**Objective**:
Reproduce each line exactly. Skip none.

**Extracted records**:
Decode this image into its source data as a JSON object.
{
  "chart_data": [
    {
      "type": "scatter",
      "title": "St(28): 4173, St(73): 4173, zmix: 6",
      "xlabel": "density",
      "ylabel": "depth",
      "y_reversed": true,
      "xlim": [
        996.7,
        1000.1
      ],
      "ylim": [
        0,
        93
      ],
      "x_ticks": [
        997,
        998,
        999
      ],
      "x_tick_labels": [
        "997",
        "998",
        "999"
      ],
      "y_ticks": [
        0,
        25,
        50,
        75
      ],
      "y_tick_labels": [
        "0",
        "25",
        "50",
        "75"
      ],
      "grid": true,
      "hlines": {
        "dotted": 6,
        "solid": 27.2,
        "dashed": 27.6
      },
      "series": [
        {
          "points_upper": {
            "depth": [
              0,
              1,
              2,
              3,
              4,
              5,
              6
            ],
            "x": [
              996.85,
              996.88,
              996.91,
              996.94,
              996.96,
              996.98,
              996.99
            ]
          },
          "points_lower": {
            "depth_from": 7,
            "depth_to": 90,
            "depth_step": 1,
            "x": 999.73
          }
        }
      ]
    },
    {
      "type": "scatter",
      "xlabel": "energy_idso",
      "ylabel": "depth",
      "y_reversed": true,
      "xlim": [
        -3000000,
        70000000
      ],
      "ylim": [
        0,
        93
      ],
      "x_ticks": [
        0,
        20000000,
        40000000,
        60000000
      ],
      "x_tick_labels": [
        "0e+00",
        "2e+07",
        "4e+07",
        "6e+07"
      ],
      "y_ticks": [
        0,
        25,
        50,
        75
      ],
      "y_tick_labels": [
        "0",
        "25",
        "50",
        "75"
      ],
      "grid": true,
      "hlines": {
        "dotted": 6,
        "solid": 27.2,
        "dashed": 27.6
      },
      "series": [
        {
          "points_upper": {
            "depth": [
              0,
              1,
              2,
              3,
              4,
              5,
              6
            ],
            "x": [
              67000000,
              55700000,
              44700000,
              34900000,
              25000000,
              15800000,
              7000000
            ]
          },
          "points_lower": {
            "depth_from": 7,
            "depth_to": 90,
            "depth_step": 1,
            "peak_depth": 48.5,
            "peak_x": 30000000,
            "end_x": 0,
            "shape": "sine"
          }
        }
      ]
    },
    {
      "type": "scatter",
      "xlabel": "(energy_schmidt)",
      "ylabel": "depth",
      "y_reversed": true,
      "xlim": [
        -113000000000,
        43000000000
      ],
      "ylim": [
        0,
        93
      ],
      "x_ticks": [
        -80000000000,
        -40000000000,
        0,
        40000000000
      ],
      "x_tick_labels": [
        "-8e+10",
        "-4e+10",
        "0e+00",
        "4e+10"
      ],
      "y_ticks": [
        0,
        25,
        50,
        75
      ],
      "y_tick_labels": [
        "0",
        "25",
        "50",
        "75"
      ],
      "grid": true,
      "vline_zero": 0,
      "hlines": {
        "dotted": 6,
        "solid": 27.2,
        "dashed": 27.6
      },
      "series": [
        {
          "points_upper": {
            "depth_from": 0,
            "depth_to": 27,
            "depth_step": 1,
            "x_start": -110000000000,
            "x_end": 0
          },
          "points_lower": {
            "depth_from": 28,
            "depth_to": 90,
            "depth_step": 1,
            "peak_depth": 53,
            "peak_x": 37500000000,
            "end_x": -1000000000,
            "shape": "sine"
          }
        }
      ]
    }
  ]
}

**Full output**:
Decode this image into its source data as a JSON object.
{
  "chart_data": [
    {
      "type": "scatter",
      "title": "St(28): 4173, St(73): 4173, zmix: 6",
      "xlabel": "density",
      "ylabel": "depth",
      "y_reversed": true,
      "xlim": [
        996.7,
        1000.1
      ],
      "ylim": [
        0,
        93
      ],
      "x_ticks": [
        997,
        998,
        999
      ],
      "x_tick_labels": [
        "997",
        "998",
        "999"
      ],
      "y_ticks": [
        0,
        25,
        50,
        75
      ],
      "y_tick_labels": [
        "0",
        "25",
        "50",
        "75"
      ],
      "grid": true,
      "hlines": {
        "dotted": 6,
        "solid": 27.2,
        "dashed": 27.6
      },
      "series": [
        {
          "points_upper": {
            "depth": [
              0,
              1,
              2,
              3,
              4,
              5,
              6
            ],
            "x": [
              996.85,
              996.88,
              996.91,
              996.94,
              996.96,
              996.98,
              996.99
            ]
          },
          "points_lower": {
            "depth_from": 7,
            "depth_to": 90,
            "depth_step": 1,
            "x": 999.73
          }
        }
      ]
    },
    {
      "type": "scatter",
      "xlabel": "energy_idso",
      "ylabel": "depth",
      "y_reversed": true,
      "xlim": [
        -3000000,
        70000000
      ],
      "ylim": [
        0,
        93
      ],
      "x_ticks": [
        0,
        20000000,
        40000000,
        60000000
      ],
      "x_tick_labels": [
        "0e+00",
        "2e+07",
        "4e+07",
        "6e+07"
      ],
      "y_ticks": [
        0,
        25,
        50,
        75
      ],
      "y_tick_labels": [
        "0",
        "25",
        "50",
        "75"
      ],
      "grid": true,
      "hlines": {
        "dotted": 6,
        "solid": 27.2,
        "dashed": 27.6
      },
      "series": [
        {
          "points_upper": {
            "depth": [
              0,
              1,
              2,
              3,
              4,
              5,
              6
            ],
            "x": [
              67000000,
              55700000,
              44700000,
              34900000,
              25000000,
              15800000,
              7000000
            ]
          },
          "points_lower": {
            "depth_from": 7,
            "depth_to": 90,
            "depth_step": 1,
            "peak_depth": 48.5,
            "peak_x": 30000000,
            "end_x": 0,
            "shape": "sine"
          }
        }
      ]
    },
    {
      "type": "scatter",
      "xlabel": "(energy_schmidt)",
      "ylabel": "depth",
      "y_reversed": true,
      "xlim": [
        -113000000000,
        43000000000
      ],
      "ylim": [
        0,
        93
      ],
      "x_ticks": [
        -80000000000,
        -40000000000,
        0,
        40000000000
      ],
      "x_tick_labels": [
        "-8e+10",
        "-4e+10",
        "0e+00",
        "4e+10"
      ],
      "y_ticks": [
        0,
        25,
        50,
        75
      ],
      "y_tick_labels": [
        "0",
        "25",
        "50",
        "75"
      ],
      "grid": true,
      "vline_zero": 0,
      "hlines": {
        "dotted": 6,
        "solid": 27.2,
        "dashed": 27.6
      },
      "series": [
        {
          "points_upper": {
            "depth_from": 0,
            "depth_to": 27,
            "depth_step": 1,
            "x_start": -110000000000,
            "x_end": 0
          },
          "points_lower": {
            "depth_from": 28,
            "depth_to": 90,
            "depth_step": 1,
            "peak_depth": 53,
            "peak_x": 37500000000,
            "end_x": -1000000000,
            "shape": "sine"
          }
        }
      ]
    }
  ]
}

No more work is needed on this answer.